[Directions] Pick out the lines in the listing below that contain the word "Лапа" and copy them.

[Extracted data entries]
# # # # # # #
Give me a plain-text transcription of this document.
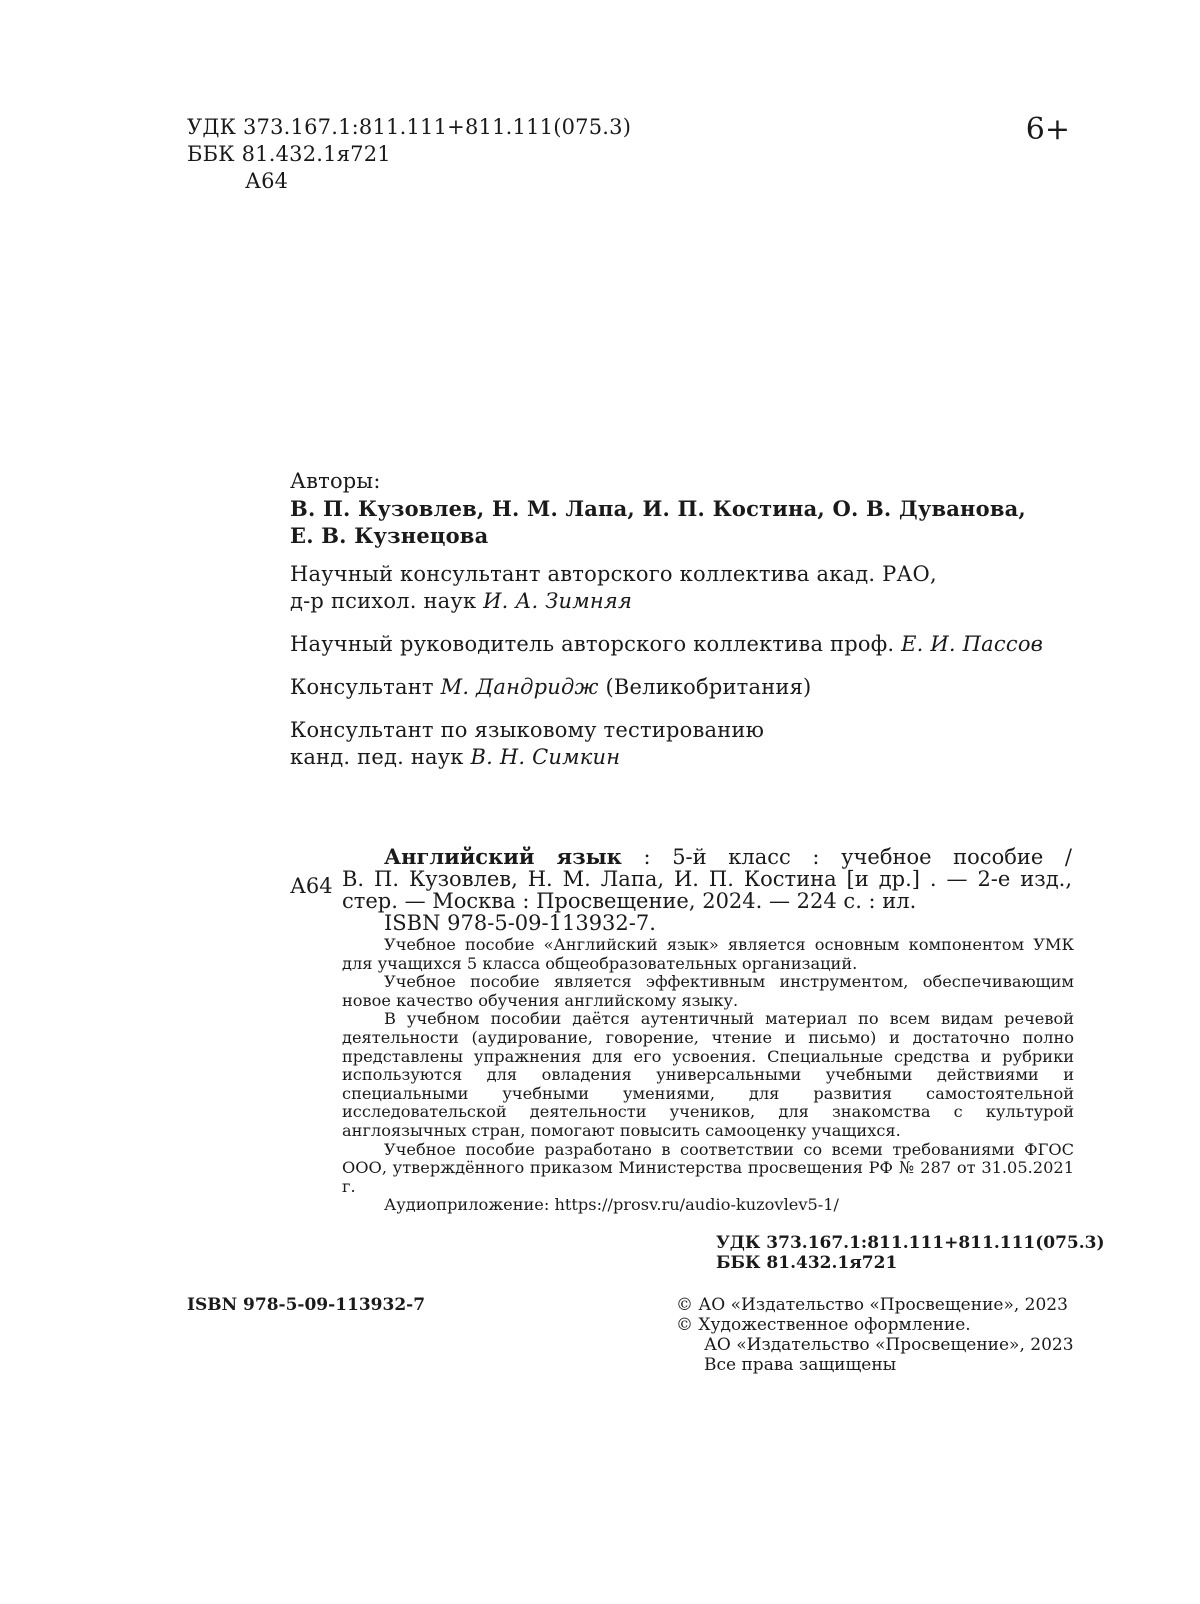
УДК 373.167.1:811.111+811.111(075.3)
ББК 81.432.1я721
А64
6+
Авторы:
В. П. Кузовлев, Н. М. Лапа, И. П. Костина, О. В. Дуванова,
Е. В. Кузнецова
Научный консультант авторского коллектива акад. РАО,
д-р психол. наук И. А. Зимняя
Научный руководитель авторского коллектива проф. Е. И. Пассов
Консультант М. Дандридж (Великобритания)
Консультант по языковому тестированию
канд. пед. наук В. Н. Симкин
А64
Английский язык : 5-й класс : учебное пособие /
В. П. Кузовлев, Н. М. Лапа, И. П. Костина [и др.] . — 2-е изд.,
стер. — Москва : Просвещение, 2024. — 224 с. : ил.
ISBN 978-5-09-113932-7.

Учебное пособие «Английский язык» является основным компонентом УМК для учащихся 5 класса общеобразовательных организаций.

Учебное пособие является эффективным инструментом, обеспечивающим новое качество обучения английскому языку.

В учебном пособии даётся аутентичный материал по всем видам речевой деятельности (аудирование, говорение, чтение и письмо) и достаточно полно представлены упражнения для его усвоения. Специальные средства и рубрики используются для овладения универсальными учебными действиями и специальными учебными умениями, для развития самостоятельной исследовательской деятельности учеников, для знакомства с культурой англоязычных стран, помогают повысить самооценку учащихся.

Учебное пособие разработано в соответствии со всеми требованиями ФГОС ООО, утверждённого приказом Министерства просвещения РФ № 287 от 31.05.2021 г.

Аудиоприложение: https://prosv.ru/audio-kuzovlev5-1/

УДК 373.167.1:811.111+811.111(075.3)
ББК 81.432.1я721
ISBN 978-5-09-113932-7	© АО «Издательство «Просвещение», 2023
© Художественное оформление.
АО «Издательство «Просвещение», 2023
Все права защищены
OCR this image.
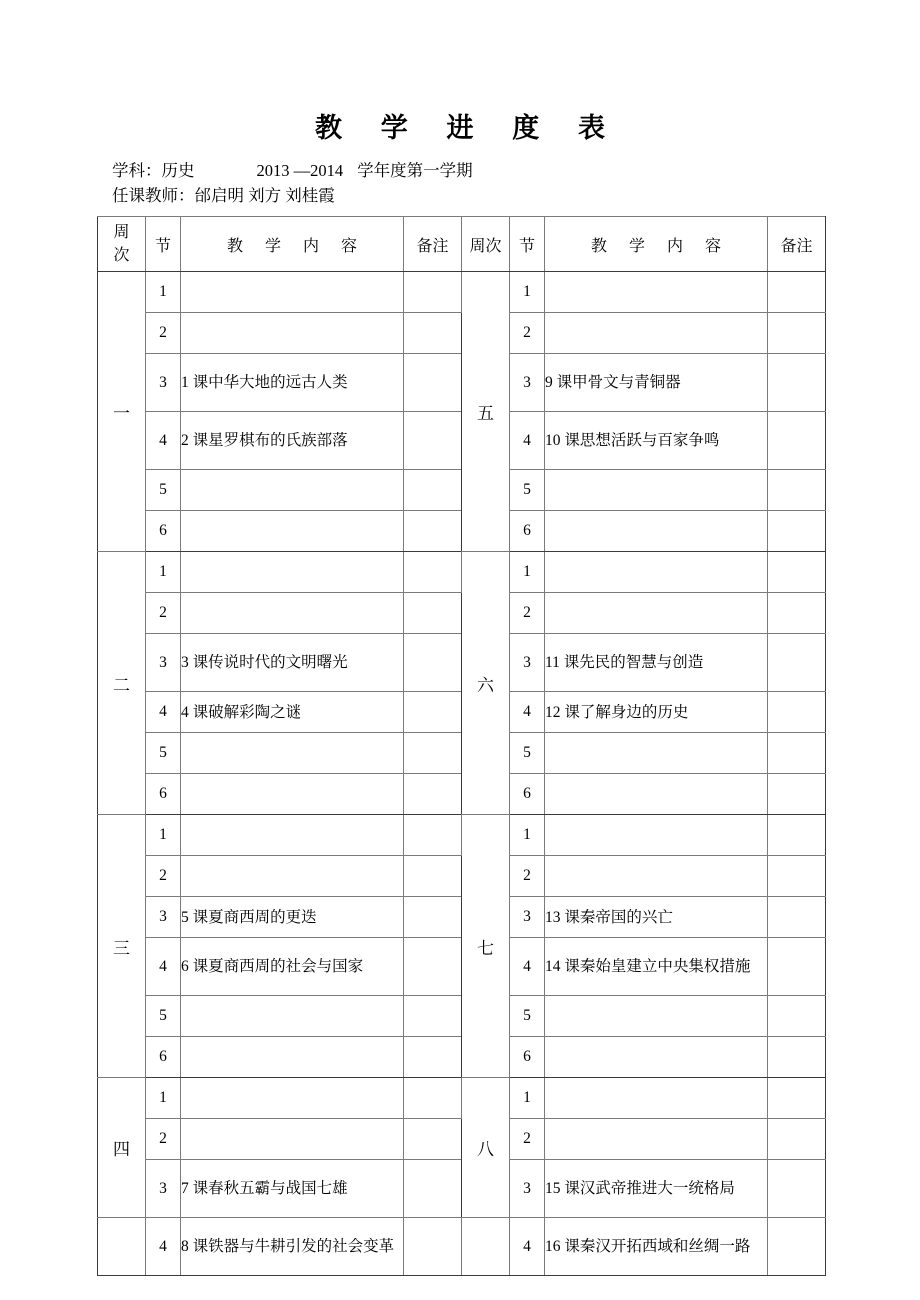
教 学 进 度 表
学科：历史	2013 —2014 学年度第一学期
任课教师：邰启明 刘方 刘桂霞
周
次	节	教 学 内 容	备注	周次	节	教 学 内 容	备注
一	1			五	1		
	2				2		
	3	1 课中华大地的远古人类			3	9 课甲骨文与青铜器	
	4	2 课星罗棋布的氏族部落			4	10 课思想活跃与百家争鸣	
	5				5		
	6				6		
二	1			六	1		
	2				2		
	3	3 课传说时代的文明曙光			3	11 课先民的智慧与创造	
	4	4 课破解彩陶之谜			4	12 课了解身边的历史	
	5				5		
	6				6		
三	1			七	1		
	2				2		
	3	5 课夏商西周的更迭			3	13 课秦帝国的兴亡	
	4	6 课夏商西周的社会与国家			4	14 课秦始皇建立中央集权措施	
	5				5		
	6				6		
四	1			八	1		
	2				2		
	3	7 课春秋五霸与战国七雄			3	15 课汉武帝推进大一统格局	
	4	8 课铁器与牛耕引发的社会变革			4	16 课秦汉开拓西域和丝绸一路	
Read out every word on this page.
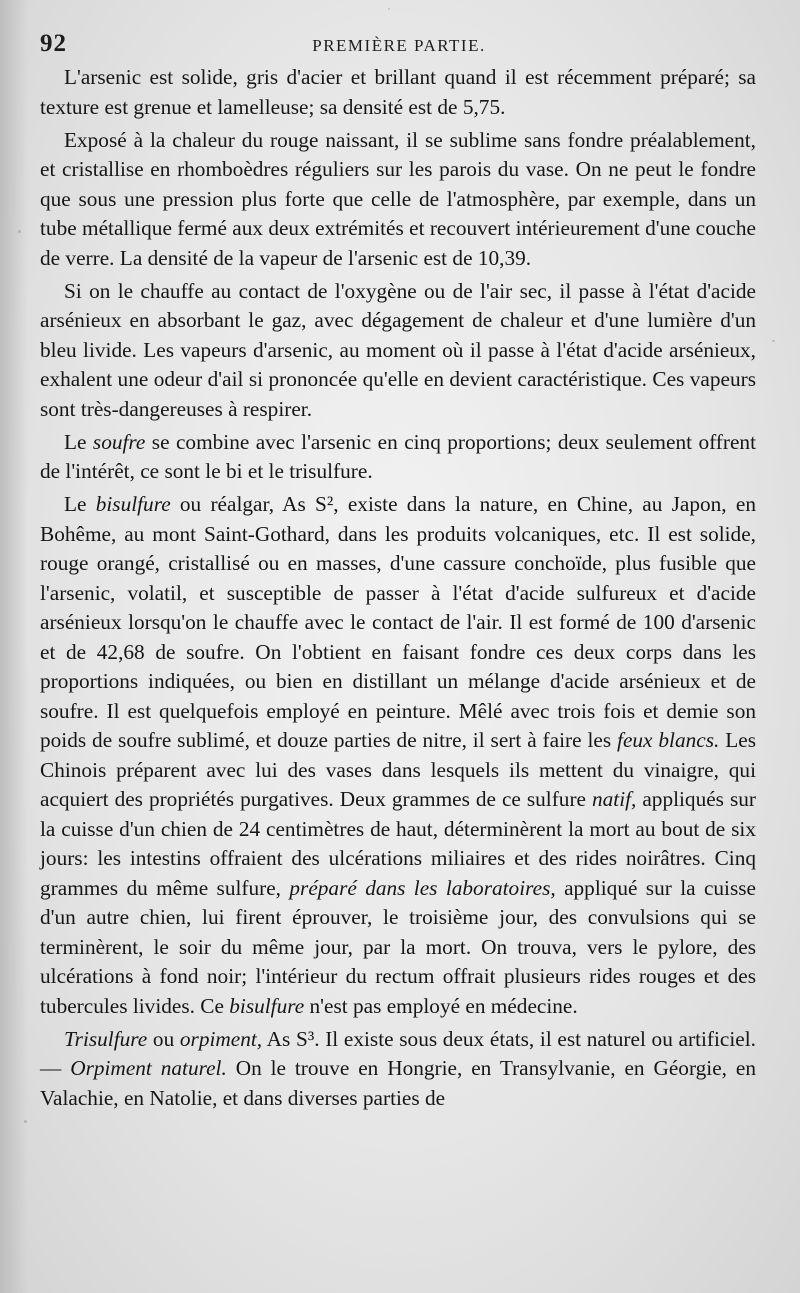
92	PREMIÈRE PARTIE.

L'arsenic est solide, gris d'acier et brillant quand il est récemment préparé; sa texture est grenue et lamelleuse; sa densité est de 5,75.

Exposé à la chaleur du rouge naissant, il se sublime sans fondre préalablement, et cristallise en rhomboèdres réguliers sur les parois du vase. On ne peut le fondre que sous une pression plus forte que celle de l'atmosphère, par exemple, dans un tube métallique fermé aux deux extrémités et recouvert intérieurement d'une couche de verre. La densité de la vapeur de l'arsenic est de 10,39.

Si on le chauffe au contact de l'oxygène ou de l'air sec, il passe à l'état d'acide arsénieux en absorbant le gaz, avec dégagement de chaleur et d'une lumière d'un bleu livide. Les vapeurs d'arsenic, au moment où il passe à l'état d'acide arsénieux, exhalent une odeur d'ail si prononcée qu'elle en devient caractéristique. Ces vapeurs sont très-dangereuses à respirer.

Le soufre se combine avec l'arsenic en cinq proportions; deux seulement offrent de l'intérêt, ce sont le bi et le trisulfure.

Le bisulfure ou réalgar, As S², existe dans la nature, en Chine, au Japon, en Bohême, au mont Saint-Gothard, dans les produits volcaniques, etc. Il est solide, rouge orangé, cristallisé ou en masses, d'une cassure conchoïde, plus fusible que l'arsenic, volatil, et susceptible de passer à l'état d'acide sulfureux et d'acide arsénieux lorsqu'on le chauffe avec le contact de l'air. Il est formé de 100 d'arsenic et de 42,68 de soufre. On l'obtient en faisant fondre ces deux corps dans les proportions indiquées, ou bien en distillant un mélange d'acide arsénieux et de soufre. Il est quelquefois employé en peinture. Mêlé avec trois fois et demie son poids de soufre sublimé, et douze parties de nitre, il sert à faire les feux blancs. Les Chinois préparent avec lui des vases dans lesquels ils mettent du vinaigre, qui acquiert des propriétés purgatives. Deux grammes de ce sulfure natif, appliqués sur la cuisse d'un chien de 24 centimètres de haut, déterminèrent la mort au bout de six jours: les intestins offraient des ulcérations miliaires et des rides noirâtres. Cinq grammes du même sulfure, préparé dans les laboratoires, appliqué sur la cuisse d'un autre chien, lui firent éprouver, le troisième jour, des convulsions qui se terminèrent, le soir du même jour, par la mort. On trouva, vers le pylore, des ulcérations à fond noir; l'intérieur du rectum offrait plusieurs rides rouges et des tubercules livides. Ce bisulfure n'est pas employé en médecine.

Trisulfure ou orpiment, As S³. Il existe sous deux états, il est naturel ou artificiel. — Orpiment naturel. On le trouve en Hongrie, en Transylvanie, en Géorgie, en Valachie, en Natolie, et dans diverses parties de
# # # # # # #
[Answer to this task]
В. П. Кузовлев, Н. М. Лапа, И. П. Костина, О. В. Дуванова,
В. П. Кузовлев, Н. М. Лапа, И. П. Костина [и др.] . — 2-е изд.,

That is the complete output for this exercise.